THE REQUEST:
Only the number is wanted: how many lines hold the word "into"?

GIVEN RECORDS:

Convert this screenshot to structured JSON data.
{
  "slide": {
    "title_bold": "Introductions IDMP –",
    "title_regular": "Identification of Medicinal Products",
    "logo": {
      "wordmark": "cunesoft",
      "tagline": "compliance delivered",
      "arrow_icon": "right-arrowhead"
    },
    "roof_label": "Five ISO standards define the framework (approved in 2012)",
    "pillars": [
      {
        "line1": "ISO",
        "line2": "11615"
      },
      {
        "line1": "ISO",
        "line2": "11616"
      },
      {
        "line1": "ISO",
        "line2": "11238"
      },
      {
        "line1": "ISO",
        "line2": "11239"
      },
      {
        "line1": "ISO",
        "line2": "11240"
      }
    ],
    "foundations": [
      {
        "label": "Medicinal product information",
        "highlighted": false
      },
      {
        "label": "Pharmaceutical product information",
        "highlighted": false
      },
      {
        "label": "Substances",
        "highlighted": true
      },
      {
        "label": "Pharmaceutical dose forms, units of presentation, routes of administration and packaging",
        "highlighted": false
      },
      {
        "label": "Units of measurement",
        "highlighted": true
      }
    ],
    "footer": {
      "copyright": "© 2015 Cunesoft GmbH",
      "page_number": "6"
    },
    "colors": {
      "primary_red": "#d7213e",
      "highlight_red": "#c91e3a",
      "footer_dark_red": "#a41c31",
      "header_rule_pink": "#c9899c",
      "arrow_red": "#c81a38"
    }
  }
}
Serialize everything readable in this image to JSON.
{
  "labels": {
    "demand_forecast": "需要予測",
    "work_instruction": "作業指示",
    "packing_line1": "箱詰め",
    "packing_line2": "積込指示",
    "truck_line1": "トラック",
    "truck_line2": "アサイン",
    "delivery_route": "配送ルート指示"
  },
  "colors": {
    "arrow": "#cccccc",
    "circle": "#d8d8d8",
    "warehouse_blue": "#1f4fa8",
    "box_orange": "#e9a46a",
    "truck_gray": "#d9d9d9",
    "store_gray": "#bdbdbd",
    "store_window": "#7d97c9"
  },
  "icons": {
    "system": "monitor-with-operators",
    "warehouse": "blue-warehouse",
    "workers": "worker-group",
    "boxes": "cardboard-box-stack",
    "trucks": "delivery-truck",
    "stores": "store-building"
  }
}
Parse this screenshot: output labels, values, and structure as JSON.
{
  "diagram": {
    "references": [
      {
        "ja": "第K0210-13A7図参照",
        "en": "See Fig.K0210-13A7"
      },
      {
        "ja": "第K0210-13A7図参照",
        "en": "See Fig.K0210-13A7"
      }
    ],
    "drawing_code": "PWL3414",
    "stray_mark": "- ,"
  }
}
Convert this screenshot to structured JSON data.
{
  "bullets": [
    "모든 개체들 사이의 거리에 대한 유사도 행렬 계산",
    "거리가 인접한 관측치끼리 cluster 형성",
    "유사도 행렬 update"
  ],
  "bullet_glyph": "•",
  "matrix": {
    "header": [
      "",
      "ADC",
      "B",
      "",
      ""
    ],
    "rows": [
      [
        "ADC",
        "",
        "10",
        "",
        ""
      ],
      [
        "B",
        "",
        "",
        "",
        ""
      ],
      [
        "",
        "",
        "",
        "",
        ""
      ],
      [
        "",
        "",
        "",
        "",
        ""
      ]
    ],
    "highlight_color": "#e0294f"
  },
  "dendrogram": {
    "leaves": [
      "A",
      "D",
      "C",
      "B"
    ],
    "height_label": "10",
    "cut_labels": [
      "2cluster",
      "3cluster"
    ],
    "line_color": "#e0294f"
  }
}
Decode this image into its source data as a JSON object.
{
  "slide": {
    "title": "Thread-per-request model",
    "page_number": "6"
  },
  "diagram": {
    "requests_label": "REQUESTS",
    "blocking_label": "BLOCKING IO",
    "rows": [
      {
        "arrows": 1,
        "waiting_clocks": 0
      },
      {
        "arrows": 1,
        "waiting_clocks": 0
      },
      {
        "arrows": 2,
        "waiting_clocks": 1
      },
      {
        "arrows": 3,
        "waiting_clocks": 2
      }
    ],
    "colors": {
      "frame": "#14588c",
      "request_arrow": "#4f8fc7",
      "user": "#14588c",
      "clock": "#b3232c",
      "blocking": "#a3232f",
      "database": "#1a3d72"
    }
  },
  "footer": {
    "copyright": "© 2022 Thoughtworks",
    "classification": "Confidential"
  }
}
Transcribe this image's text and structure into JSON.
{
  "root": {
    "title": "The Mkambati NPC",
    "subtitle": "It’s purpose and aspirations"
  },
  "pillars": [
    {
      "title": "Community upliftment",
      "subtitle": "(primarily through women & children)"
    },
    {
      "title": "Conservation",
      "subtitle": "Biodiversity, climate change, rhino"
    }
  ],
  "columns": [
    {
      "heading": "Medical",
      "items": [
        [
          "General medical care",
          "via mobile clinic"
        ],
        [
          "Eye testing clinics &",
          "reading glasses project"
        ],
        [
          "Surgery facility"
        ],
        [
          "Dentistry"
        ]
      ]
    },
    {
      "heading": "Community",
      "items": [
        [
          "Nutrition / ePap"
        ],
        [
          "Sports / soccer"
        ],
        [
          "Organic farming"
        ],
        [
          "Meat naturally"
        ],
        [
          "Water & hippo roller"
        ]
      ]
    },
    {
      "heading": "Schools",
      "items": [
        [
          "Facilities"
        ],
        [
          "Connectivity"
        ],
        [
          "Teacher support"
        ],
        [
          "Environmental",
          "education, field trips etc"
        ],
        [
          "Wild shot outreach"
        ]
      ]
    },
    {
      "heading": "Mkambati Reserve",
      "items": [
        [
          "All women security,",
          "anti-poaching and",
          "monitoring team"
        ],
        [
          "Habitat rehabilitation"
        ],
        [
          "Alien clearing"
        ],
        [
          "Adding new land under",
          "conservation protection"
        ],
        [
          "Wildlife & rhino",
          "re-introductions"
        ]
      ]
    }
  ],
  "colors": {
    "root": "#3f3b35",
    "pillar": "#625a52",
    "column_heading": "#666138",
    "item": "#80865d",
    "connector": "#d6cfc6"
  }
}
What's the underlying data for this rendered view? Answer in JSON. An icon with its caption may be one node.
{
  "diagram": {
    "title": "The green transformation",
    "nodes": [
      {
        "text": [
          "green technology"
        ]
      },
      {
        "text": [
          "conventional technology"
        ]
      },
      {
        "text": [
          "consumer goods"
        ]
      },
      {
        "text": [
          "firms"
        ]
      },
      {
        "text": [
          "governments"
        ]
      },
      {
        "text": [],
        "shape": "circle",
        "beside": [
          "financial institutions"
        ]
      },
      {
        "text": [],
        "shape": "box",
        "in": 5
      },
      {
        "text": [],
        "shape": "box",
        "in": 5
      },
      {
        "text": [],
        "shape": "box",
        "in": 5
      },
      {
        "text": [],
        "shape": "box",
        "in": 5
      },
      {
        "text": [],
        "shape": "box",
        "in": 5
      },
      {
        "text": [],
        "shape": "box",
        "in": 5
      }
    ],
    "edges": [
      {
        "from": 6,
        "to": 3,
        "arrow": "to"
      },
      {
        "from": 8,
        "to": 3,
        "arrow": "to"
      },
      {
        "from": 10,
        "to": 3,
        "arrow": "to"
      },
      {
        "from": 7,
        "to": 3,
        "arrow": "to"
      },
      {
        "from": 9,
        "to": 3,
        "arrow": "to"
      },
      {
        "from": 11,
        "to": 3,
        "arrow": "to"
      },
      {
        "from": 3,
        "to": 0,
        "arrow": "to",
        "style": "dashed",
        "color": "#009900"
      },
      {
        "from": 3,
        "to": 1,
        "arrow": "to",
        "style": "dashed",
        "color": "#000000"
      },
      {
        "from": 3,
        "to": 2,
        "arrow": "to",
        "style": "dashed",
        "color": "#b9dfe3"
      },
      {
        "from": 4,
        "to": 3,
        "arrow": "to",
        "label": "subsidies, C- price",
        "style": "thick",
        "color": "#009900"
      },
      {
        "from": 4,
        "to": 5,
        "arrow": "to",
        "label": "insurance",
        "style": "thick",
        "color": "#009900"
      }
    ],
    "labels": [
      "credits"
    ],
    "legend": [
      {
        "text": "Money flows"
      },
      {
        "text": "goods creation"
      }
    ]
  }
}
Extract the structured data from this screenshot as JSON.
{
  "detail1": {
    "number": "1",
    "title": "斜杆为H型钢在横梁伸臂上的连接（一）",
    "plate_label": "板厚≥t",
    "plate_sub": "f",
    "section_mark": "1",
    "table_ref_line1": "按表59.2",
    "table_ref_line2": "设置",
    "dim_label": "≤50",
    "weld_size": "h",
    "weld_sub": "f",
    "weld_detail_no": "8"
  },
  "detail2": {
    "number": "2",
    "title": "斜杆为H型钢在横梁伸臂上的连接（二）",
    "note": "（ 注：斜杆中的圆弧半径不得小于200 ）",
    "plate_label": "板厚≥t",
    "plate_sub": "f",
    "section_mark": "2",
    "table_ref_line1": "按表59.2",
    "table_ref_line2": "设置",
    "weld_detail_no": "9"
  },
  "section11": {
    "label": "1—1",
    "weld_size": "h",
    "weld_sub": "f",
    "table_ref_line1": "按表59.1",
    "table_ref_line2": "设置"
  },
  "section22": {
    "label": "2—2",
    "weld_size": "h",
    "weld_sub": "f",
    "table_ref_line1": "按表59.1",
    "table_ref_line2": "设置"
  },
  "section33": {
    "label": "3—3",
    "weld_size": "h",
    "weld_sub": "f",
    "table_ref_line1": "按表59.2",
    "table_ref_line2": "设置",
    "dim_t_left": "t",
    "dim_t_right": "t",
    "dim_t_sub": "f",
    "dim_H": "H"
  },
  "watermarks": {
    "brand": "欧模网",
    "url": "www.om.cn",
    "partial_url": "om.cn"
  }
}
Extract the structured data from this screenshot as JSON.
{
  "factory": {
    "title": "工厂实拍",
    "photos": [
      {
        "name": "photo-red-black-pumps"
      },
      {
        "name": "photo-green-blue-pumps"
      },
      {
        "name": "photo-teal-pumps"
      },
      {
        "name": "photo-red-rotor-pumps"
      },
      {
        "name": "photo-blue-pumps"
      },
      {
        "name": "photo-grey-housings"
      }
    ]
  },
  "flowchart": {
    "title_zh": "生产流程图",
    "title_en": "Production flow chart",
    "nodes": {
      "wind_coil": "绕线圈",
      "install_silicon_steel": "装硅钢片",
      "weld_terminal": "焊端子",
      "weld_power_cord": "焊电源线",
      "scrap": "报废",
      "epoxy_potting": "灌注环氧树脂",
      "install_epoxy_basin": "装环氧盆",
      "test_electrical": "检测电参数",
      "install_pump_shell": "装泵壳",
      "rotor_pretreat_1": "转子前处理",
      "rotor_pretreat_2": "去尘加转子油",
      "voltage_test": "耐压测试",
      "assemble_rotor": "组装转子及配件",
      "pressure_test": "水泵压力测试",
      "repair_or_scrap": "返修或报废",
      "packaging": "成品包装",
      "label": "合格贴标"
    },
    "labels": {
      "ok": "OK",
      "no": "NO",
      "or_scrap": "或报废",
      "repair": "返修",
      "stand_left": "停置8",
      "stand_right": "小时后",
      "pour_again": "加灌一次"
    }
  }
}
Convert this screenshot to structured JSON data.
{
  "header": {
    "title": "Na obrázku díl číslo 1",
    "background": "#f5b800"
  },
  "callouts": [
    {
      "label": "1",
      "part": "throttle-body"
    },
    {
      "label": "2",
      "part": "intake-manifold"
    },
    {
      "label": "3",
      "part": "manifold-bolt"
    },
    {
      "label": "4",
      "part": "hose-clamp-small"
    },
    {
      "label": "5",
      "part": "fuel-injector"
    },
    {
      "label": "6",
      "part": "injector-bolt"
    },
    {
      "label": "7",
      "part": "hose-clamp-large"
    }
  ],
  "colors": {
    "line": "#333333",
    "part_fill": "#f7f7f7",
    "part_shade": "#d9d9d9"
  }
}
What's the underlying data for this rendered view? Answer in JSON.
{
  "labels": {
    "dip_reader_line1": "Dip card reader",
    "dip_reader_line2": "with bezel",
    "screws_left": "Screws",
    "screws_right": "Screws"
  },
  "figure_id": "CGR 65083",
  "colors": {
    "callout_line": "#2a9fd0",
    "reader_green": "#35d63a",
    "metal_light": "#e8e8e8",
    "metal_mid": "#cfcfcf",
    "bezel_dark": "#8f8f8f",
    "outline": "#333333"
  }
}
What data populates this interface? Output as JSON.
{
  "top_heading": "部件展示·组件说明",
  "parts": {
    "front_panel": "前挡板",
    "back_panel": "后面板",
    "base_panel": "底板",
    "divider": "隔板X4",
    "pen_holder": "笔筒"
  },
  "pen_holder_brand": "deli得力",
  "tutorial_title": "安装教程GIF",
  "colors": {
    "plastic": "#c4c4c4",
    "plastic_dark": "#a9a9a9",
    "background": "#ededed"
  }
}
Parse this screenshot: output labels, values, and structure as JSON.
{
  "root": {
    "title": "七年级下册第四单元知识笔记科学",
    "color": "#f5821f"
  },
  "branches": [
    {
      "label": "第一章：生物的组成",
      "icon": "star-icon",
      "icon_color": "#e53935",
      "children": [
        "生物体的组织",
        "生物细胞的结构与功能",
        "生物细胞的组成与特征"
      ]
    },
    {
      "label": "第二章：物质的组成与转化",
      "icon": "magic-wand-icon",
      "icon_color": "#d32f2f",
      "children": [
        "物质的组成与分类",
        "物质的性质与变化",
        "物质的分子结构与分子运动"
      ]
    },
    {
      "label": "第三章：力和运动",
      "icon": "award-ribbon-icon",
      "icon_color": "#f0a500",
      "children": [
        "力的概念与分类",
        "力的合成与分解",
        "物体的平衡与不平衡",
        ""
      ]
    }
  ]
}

ANSWER TO THIS EXERCISE:
2